Show each line that has the string "enhancv" in it.

GIVEN RECORDS:
============================================================
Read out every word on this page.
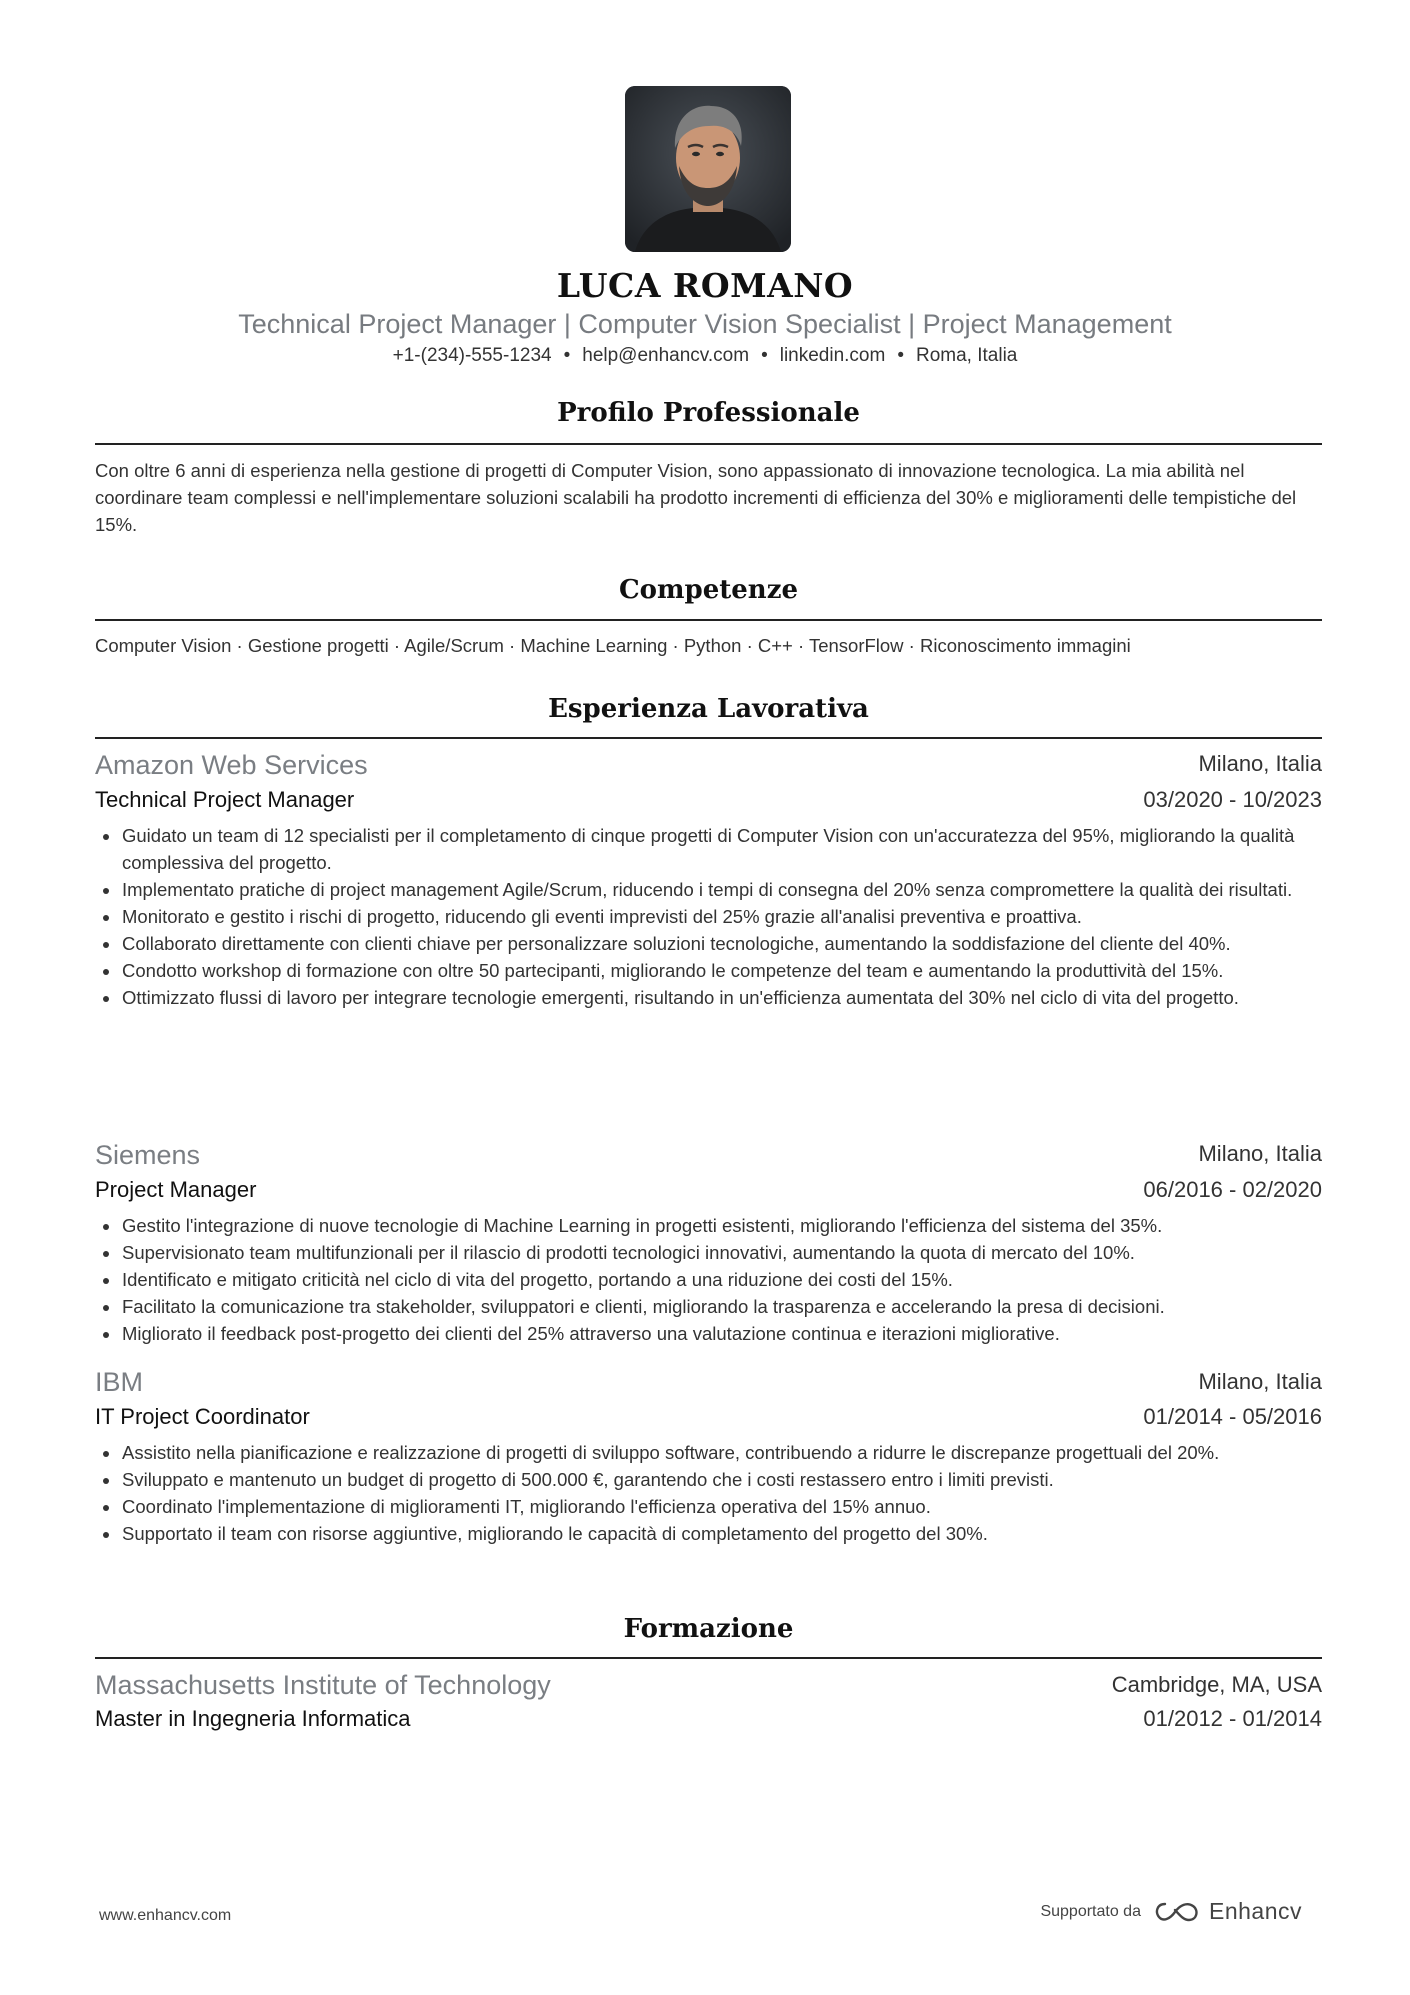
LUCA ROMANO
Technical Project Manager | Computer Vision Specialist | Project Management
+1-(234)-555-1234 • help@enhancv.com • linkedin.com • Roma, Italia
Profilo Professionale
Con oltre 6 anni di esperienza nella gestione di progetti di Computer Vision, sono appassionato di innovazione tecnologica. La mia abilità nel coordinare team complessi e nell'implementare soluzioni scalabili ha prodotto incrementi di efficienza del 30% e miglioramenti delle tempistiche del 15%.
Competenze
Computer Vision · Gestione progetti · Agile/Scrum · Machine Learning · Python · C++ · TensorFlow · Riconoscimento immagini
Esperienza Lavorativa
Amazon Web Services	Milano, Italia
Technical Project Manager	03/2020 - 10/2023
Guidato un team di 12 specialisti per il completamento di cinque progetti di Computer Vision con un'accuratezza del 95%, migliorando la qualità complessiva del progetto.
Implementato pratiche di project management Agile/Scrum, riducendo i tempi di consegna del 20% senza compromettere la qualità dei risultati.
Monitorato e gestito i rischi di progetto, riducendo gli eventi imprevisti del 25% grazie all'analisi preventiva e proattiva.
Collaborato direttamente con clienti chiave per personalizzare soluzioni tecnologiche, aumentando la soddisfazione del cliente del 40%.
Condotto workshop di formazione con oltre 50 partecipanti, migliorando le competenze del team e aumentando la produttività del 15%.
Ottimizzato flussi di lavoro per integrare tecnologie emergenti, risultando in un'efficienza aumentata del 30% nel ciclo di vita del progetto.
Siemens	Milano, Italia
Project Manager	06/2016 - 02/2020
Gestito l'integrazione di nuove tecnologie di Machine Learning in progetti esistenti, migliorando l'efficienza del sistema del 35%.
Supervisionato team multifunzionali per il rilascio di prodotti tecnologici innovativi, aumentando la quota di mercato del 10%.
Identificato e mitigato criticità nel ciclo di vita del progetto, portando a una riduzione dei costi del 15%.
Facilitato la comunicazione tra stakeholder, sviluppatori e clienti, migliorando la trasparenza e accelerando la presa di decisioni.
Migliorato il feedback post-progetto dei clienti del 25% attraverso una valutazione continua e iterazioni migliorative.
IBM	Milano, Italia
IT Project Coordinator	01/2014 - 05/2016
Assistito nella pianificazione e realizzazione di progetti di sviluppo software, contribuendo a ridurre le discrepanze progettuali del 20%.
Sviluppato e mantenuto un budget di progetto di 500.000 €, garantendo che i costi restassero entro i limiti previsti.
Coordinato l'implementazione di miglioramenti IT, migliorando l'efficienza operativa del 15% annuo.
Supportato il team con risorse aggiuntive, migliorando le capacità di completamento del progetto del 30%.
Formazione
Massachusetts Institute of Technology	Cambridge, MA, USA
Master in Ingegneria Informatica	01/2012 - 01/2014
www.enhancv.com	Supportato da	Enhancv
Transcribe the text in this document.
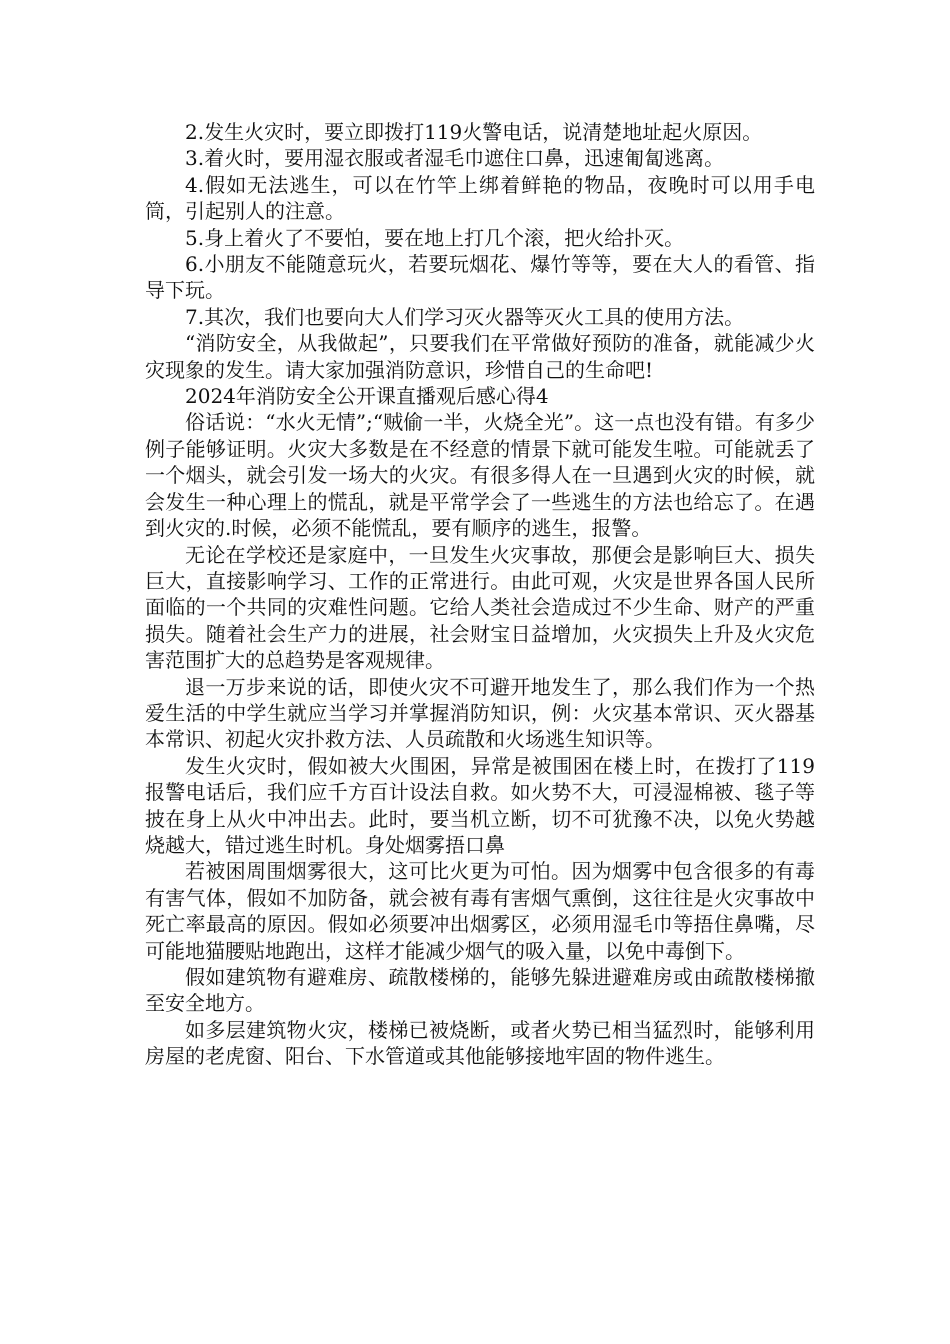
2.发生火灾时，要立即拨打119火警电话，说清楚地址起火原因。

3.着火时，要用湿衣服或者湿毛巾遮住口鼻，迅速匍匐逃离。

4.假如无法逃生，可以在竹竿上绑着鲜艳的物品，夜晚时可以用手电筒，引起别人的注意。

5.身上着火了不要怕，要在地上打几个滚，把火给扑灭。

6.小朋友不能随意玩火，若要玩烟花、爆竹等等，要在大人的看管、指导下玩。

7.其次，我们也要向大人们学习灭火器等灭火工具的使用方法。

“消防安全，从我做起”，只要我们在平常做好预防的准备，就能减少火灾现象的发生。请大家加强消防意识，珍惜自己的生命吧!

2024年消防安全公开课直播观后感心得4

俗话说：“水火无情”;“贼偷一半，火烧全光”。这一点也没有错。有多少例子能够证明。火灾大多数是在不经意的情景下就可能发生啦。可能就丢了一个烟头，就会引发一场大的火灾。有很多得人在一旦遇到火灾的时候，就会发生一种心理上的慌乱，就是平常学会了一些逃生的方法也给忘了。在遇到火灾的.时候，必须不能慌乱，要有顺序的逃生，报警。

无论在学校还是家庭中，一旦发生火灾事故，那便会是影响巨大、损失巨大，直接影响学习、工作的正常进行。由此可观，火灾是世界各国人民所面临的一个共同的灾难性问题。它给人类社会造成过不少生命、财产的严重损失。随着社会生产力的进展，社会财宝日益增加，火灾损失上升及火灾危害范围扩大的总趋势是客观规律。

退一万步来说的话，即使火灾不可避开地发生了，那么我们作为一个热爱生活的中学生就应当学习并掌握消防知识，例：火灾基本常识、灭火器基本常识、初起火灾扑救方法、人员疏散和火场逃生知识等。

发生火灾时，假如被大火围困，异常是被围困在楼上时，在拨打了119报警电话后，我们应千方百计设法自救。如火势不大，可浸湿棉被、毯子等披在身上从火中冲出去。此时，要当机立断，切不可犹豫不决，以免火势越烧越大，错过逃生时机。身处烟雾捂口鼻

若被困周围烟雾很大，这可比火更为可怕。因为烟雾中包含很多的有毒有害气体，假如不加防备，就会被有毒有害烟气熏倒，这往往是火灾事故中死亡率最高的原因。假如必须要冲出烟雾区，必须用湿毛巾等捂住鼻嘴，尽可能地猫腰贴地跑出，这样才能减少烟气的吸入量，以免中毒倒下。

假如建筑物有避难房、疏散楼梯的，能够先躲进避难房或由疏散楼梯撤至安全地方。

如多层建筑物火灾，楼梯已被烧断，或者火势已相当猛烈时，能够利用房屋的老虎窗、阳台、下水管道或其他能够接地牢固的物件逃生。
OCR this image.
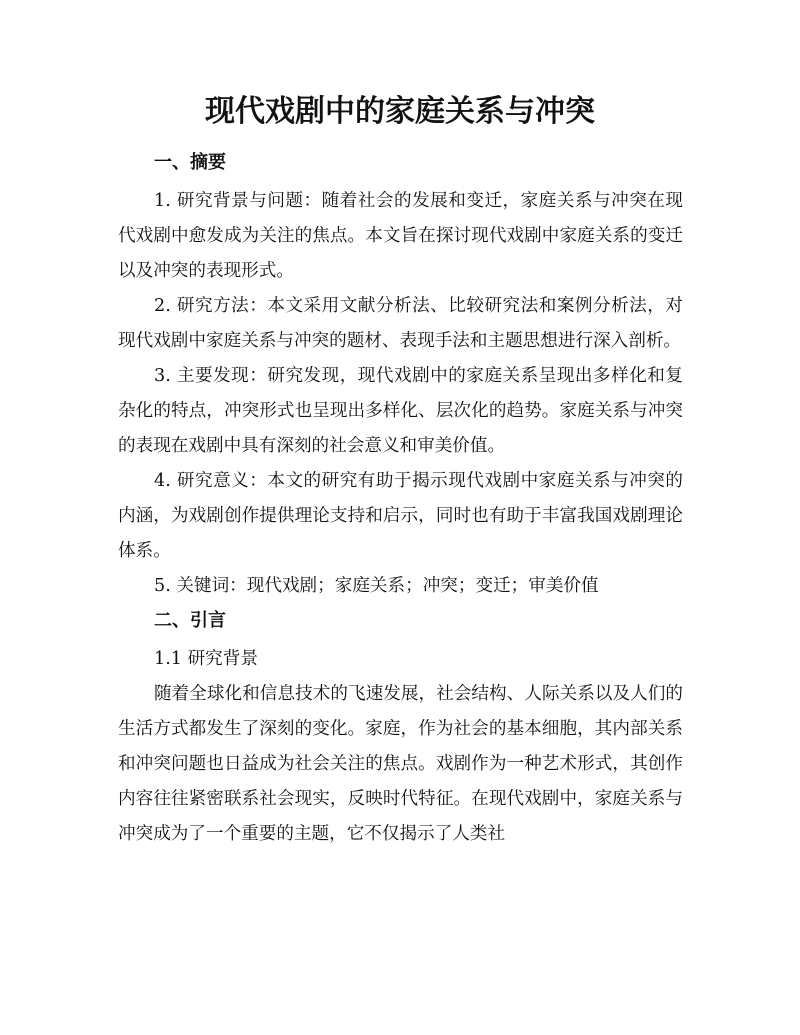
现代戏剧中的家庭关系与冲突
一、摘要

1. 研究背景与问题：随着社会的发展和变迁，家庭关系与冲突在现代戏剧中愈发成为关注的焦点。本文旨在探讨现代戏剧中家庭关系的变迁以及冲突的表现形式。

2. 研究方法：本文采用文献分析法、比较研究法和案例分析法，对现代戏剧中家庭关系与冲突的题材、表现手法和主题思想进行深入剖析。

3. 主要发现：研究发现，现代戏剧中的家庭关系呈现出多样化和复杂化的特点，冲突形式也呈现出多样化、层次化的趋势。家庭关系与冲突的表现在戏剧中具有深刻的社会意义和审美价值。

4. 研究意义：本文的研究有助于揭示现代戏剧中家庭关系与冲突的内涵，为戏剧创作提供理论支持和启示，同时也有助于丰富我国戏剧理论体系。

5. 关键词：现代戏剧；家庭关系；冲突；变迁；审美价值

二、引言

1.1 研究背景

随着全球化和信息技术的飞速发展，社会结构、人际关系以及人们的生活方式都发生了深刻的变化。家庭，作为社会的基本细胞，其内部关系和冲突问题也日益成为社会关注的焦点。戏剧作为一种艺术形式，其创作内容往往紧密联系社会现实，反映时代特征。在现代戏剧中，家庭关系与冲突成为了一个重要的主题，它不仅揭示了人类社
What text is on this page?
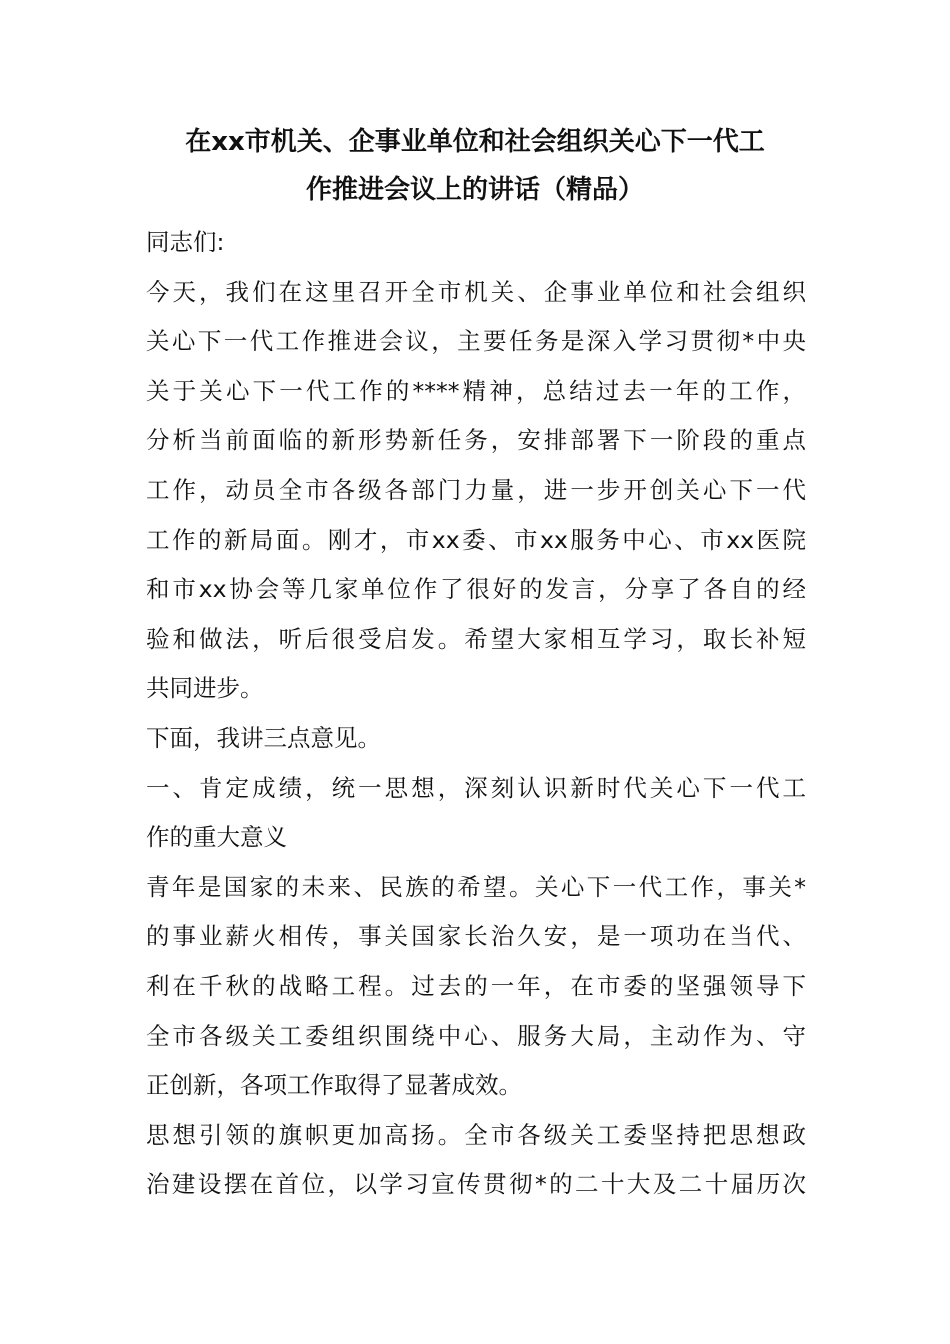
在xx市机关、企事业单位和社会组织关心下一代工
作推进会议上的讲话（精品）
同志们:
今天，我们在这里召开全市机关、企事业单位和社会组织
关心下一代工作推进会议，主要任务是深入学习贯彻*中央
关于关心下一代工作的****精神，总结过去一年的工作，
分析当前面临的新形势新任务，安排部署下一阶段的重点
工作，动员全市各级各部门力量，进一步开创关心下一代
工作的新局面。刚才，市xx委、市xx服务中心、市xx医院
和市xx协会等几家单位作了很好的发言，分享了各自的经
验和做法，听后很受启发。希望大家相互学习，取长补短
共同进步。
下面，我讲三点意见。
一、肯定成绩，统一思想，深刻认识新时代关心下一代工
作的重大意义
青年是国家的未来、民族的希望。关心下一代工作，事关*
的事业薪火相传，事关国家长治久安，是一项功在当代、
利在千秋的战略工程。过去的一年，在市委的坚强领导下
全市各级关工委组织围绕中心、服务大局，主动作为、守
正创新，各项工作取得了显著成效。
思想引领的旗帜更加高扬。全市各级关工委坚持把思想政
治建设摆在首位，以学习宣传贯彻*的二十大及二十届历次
============================================================
ANSWER FOR THE TASK:
+1-(234)-555-1234 • help@enhancv.com • linkedin.com • Roma, Italia
www.enhancv.com	Supportato da	Enhancv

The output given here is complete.